Stored records:
☆ ☆ ☆
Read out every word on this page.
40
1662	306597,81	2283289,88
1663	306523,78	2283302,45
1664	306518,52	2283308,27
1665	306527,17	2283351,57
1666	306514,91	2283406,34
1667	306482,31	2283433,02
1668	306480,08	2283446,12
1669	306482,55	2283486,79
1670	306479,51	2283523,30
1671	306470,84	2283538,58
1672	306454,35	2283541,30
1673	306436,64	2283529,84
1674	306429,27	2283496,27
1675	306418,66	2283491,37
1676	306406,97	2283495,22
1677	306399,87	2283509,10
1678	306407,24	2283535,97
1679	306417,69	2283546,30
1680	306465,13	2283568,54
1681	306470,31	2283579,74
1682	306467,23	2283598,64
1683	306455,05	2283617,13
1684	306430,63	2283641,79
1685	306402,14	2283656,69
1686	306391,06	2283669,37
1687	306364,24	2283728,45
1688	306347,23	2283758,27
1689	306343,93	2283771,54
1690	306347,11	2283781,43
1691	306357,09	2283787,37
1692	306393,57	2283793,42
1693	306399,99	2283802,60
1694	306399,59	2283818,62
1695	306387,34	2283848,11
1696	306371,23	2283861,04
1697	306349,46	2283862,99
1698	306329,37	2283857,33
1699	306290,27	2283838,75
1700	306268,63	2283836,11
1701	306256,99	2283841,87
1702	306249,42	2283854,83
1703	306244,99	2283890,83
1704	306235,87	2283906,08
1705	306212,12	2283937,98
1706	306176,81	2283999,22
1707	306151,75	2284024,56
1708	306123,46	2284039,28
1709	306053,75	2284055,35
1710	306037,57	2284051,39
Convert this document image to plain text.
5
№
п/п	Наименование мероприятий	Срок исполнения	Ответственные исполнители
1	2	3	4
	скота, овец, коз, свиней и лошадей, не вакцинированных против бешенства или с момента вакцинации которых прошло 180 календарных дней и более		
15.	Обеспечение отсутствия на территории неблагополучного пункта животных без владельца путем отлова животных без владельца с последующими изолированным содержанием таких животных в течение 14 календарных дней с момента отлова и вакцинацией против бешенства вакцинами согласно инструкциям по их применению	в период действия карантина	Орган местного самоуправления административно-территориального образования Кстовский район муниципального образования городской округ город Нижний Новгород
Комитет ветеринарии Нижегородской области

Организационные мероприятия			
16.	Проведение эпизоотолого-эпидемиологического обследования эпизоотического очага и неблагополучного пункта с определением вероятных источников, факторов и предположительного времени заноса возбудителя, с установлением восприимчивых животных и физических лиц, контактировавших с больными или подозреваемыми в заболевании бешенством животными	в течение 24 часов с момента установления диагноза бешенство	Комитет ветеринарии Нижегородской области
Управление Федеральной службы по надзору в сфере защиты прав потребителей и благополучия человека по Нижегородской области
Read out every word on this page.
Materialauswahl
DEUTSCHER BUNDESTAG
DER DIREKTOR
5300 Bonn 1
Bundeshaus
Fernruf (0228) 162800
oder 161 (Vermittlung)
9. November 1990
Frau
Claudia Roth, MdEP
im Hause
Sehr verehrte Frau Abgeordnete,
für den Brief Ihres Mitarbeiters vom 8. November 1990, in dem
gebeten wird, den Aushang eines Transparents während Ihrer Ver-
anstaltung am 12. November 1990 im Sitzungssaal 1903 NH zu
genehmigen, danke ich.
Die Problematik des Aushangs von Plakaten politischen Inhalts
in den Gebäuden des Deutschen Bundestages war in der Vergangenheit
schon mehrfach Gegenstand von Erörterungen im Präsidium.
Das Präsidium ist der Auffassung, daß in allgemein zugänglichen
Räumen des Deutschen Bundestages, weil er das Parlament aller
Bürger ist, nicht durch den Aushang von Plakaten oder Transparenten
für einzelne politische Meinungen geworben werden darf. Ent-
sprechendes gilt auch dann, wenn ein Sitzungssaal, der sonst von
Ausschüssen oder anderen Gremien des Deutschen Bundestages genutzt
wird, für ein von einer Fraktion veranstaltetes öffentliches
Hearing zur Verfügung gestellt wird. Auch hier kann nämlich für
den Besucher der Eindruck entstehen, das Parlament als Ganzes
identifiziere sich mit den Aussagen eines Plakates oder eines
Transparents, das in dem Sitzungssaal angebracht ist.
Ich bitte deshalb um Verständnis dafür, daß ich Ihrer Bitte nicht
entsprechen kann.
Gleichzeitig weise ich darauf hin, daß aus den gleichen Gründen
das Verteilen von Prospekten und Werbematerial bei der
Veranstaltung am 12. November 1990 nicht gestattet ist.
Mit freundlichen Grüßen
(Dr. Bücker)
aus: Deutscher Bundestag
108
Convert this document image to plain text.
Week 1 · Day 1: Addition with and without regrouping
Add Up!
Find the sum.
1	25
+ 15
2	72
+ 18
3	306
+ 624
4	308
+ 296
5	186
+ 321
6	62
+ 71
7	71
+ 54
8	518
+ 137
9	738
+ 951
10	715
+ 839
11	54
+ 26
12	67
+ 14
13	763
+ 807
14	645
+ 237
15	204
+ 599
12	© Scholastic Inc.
☆ ☆ ☆
■ **What is asked**
Gather, from the listing above, every line carrying the word "Präsidium".

■ **Answer to this task**
schon mehrfach Gegenstand von Erörterungen im Präsidium.
Das Präsidium ist der Auffassung, daß in allgemein zugänglichen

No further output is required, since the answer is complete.